* _What to produce_: Extract the lines that carry the string "JSON" from the listing.

* _Task inputs_:
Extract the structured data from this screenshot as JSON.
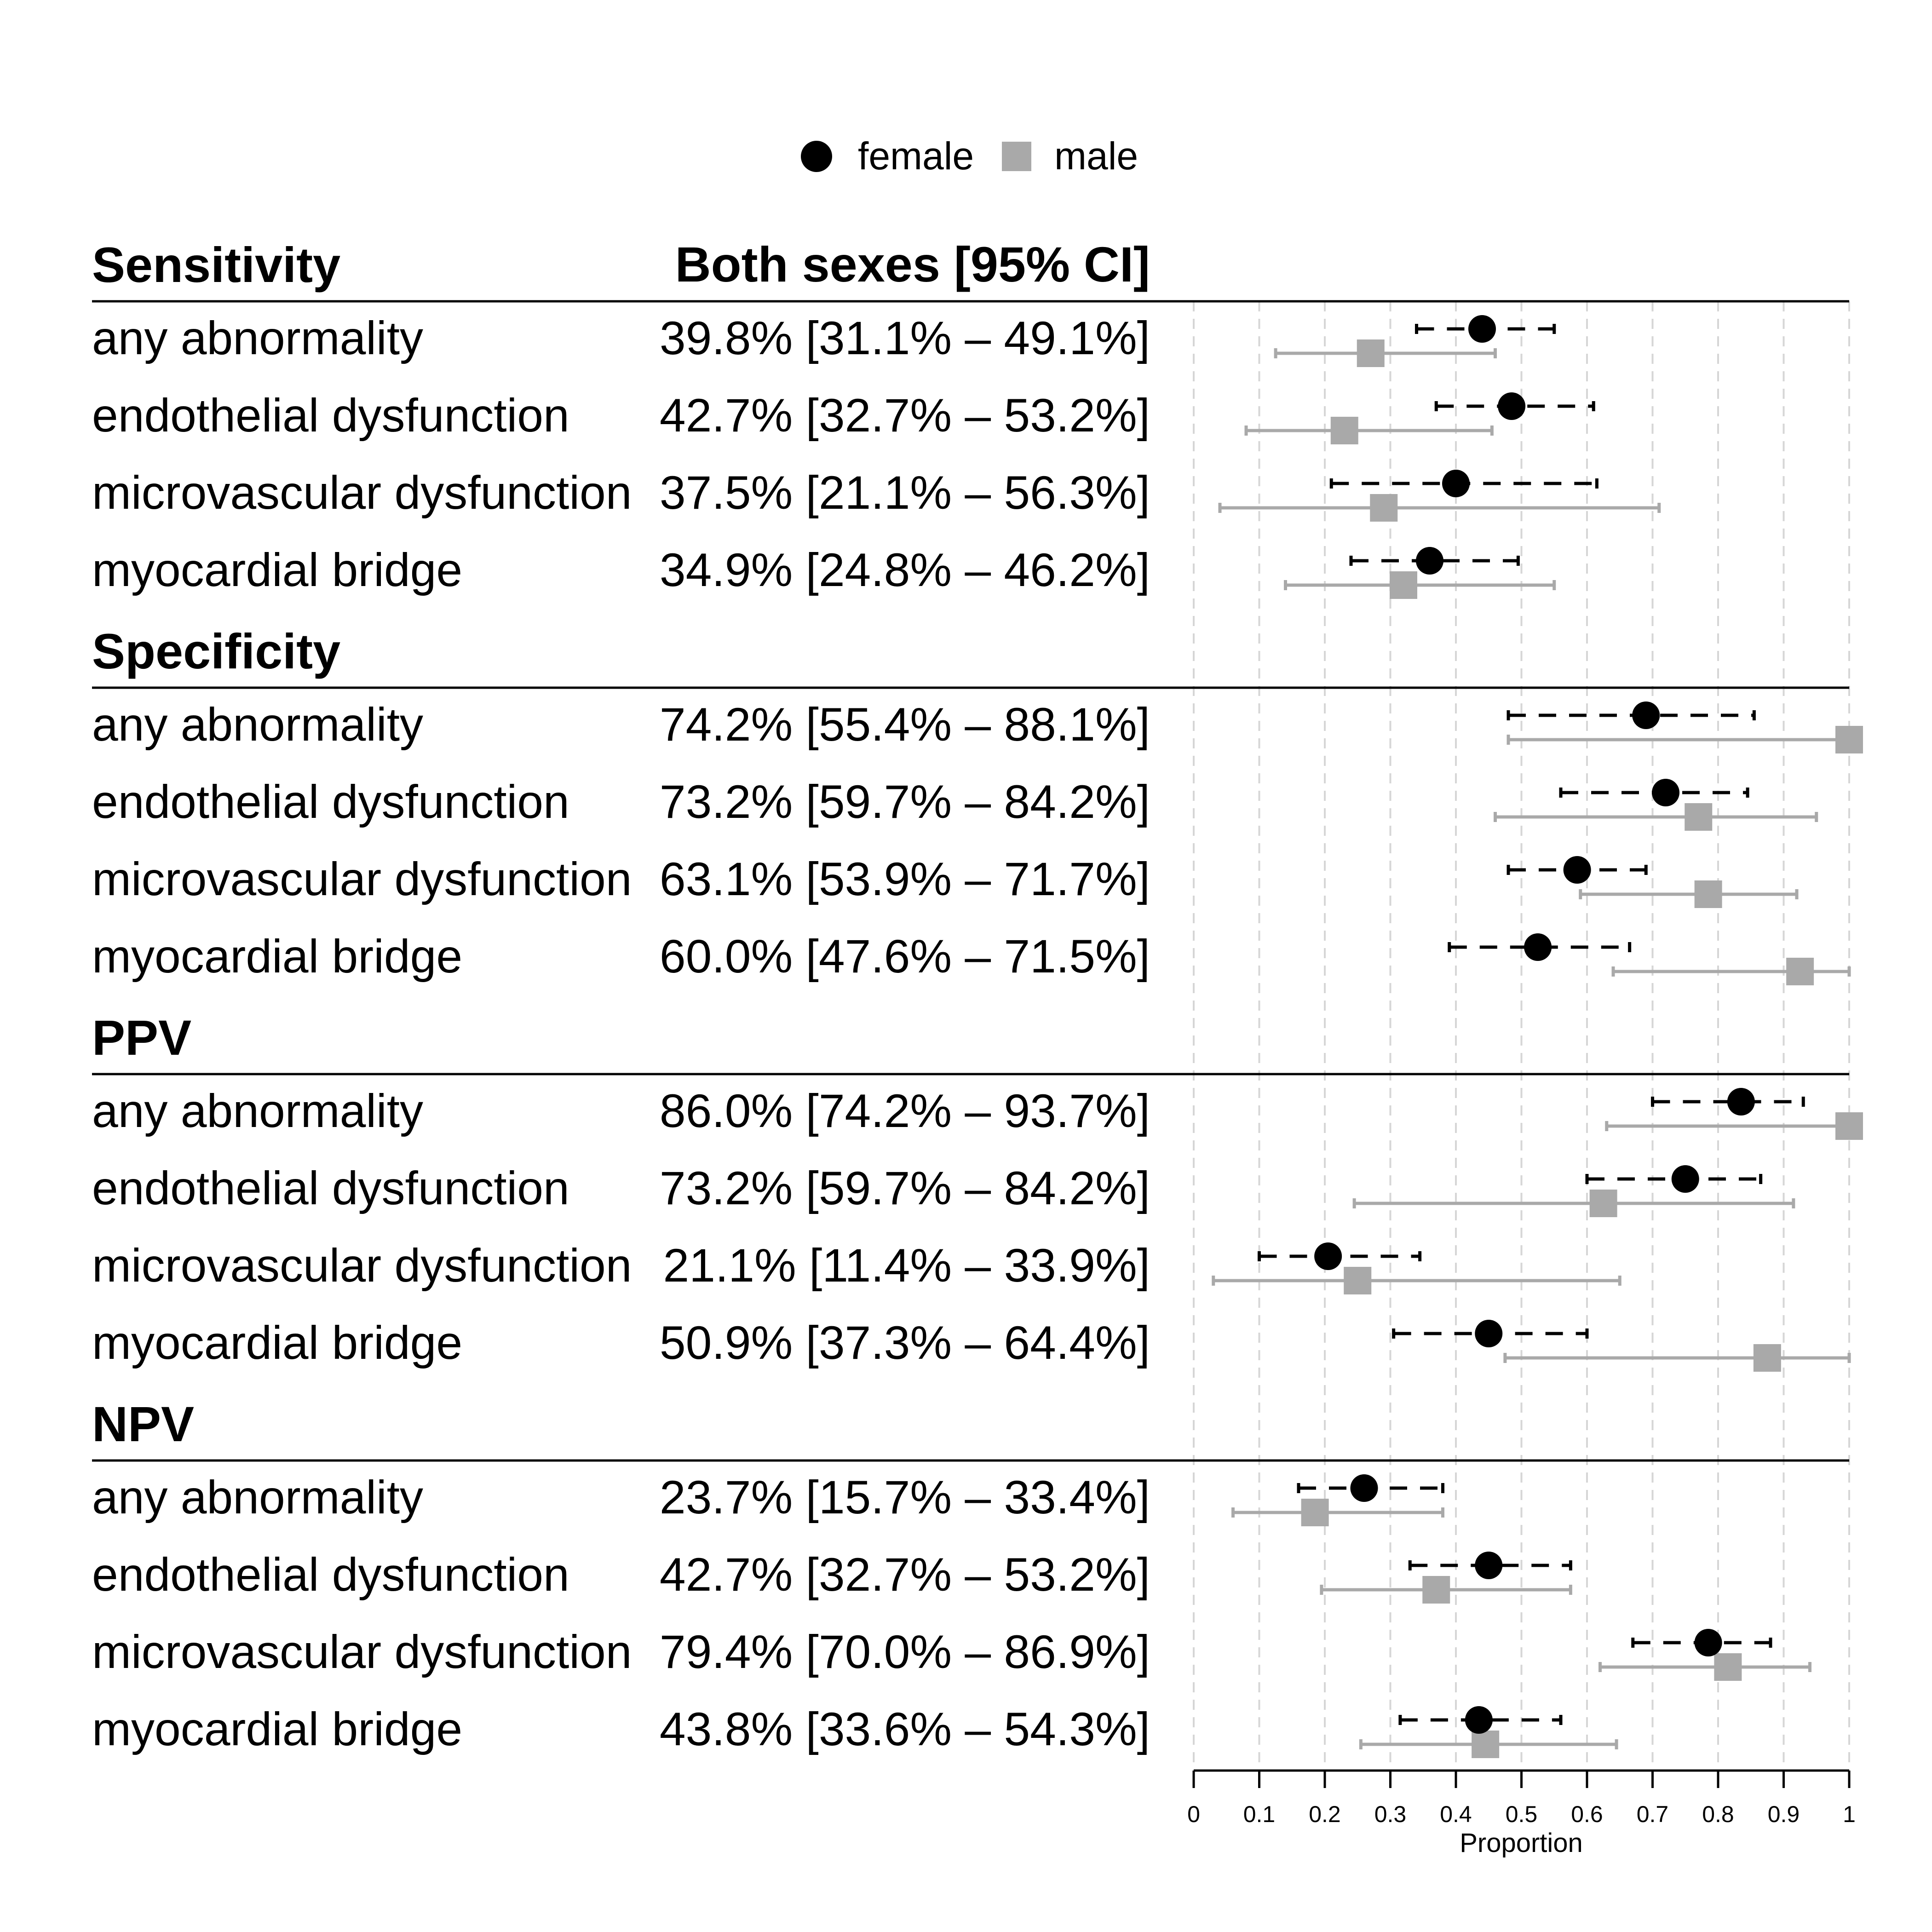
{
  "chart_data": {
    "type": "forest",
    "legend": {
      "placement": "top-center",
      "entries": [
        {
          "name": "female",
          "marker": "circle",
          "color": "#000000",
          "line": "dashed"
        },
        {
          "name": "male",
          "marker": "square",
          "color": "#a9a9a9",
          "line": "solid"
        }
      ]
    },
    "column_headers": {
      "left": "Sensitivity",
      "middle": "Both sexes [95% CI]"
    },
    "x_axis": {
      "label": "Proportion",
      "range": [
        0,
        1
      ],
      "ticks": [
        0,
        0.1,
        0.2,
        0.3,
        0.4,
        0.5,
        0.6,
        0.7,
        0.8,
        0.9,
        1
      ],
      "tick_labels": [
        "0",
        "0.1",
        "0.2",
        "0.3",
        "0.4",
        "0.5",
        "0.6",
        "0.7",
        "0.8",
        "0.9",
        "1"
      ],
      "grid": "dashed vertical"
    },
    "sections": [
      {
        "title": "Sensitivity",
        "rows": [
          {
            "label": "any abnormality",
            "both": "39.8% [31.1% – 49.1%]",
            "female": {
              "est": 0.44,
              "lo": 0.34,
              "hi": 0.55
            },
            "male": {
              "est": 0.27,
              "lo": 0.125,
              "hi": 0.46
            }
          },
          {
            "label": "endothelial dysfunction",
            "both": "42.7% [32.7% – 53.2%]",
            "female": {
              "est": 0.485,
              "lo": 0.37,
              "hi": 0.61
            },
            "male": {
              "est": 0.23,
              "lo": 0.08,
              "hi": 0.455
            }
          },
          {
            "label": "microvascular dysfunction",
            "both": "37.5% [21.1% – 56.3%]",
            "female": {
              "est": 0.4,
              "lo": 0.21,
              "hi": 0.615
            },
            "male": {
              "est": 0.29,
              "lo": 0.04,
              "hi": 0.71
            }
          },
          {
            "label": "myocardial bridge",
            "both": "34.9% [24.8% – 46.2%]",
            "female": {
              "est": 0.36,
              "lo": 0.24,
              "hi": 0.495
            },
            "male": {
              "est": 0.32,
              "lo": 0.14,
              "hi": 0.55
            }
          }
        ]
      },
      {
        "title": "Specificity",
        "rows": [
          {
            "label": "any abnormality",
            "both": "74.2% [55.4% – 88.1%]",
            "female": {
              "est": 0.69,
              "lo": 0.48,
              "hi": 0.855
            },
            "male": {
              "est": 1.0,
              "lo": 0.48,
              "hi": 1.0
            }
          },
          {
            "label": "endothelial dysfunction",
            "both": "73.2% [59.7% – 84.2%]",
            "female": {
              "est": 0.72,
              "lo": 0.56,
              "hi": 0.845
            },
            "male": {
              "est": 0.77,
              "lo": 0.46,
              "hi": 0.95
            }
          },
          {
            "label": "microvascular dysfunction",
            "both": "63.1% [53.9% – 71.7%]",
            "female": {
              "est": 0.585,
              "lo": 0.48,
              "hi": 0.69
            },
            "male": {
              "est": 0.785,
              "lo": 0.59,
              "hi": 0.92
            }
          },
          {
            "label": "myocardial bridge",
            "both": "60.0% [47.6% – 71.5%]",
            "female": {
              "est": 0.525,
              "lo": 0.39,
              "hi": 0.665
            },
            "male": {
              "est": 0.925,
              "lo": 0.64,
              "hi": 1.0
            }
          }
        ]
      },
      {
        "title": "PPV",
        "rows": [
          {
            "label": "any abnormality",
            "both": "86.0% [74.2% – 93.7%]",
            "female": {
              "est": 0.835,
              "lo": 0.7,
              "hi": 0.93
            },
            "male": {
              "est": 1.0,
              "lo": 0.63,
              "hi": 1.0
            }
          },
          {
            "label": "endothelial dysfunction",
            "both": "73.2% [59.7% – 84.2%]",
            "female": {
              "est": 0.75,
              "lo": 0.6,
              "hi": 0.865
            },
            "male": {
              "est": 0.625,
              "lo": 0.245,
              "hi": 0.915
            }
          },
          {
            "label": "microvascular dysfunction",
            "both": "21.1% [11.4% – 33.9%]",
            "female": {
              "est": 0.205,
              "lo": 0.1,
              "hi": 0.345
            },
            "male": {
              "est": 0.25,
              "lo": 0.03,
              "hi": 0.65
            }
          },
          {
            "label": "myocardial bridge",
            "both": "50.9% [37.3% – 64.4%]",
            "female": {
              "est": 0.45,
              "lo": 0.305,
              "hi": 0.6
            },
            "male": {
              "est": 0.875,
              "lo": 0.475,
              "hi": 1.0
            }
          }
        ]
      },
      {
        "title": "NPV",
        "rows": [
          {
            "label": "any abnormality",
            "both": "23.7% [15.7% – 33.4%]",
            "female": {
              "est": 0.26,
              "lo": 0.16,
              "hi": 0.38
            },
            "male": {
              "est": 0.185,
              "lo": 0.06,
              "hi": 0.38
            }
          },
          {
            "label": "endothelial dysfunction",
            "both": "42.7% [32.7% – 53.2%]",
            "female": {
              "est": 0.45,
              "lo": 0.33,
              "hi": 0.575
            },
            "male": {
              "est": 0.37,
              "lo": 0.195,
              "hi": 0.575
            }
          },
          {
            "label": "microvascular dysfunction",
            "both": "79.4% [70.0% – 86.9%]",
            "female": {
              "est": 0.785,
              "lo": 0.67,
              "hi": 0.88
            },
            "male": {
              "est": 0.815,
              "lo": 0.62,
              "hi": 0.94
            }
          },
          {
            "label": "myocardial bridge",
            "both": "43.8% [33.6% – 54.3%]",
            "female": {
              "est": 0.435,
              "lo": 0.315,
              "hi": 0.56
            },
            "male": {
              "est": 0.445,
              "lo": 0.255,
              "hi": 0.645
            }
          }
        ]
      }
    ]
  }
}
==
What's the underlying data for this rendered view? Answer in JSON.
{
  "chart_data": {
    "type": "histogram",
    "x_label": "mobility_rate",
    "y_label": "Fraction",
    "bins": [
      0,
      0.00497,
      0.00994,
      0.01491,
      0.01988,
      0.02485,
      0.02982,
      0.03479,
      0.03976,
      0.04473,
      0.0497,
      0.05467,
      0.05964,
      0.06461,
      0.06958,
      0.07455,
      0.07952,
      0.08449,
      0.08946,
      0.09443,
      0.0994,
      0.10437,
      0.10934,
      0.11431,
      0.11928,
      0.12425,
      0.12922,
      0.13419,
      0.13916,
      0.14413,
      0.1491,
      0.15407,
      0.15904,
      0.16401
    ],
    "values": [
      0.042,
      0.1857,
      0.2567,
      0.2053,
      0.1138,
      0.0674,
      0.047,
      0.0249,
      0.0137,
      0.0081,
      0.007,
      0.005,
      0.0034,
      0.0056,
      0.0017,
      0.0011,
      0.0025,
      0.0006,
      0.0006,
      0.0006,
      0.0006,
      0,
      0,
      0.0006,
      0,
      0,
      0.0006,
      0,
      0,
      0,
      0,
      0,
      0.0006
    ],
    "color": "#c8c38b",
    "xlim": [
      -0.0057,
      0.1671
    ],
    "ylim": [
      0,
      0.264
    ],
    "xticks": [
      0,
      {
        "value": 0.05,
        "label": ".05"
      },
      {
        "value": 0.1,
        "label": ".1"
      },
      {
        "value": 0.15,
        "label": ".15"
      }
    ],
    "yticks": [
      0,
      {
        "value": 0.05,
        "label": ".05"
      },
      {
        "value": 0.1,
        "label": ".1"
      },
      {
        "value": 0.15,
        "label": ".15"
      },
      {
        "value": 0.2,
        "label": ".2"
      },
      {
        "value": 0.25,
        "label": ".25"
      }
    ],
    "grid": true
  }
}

* _Exercise output_:
Extract the structured data from this screenshot as JSON.
What's the underlying data for this rendered view? Answer in JSON.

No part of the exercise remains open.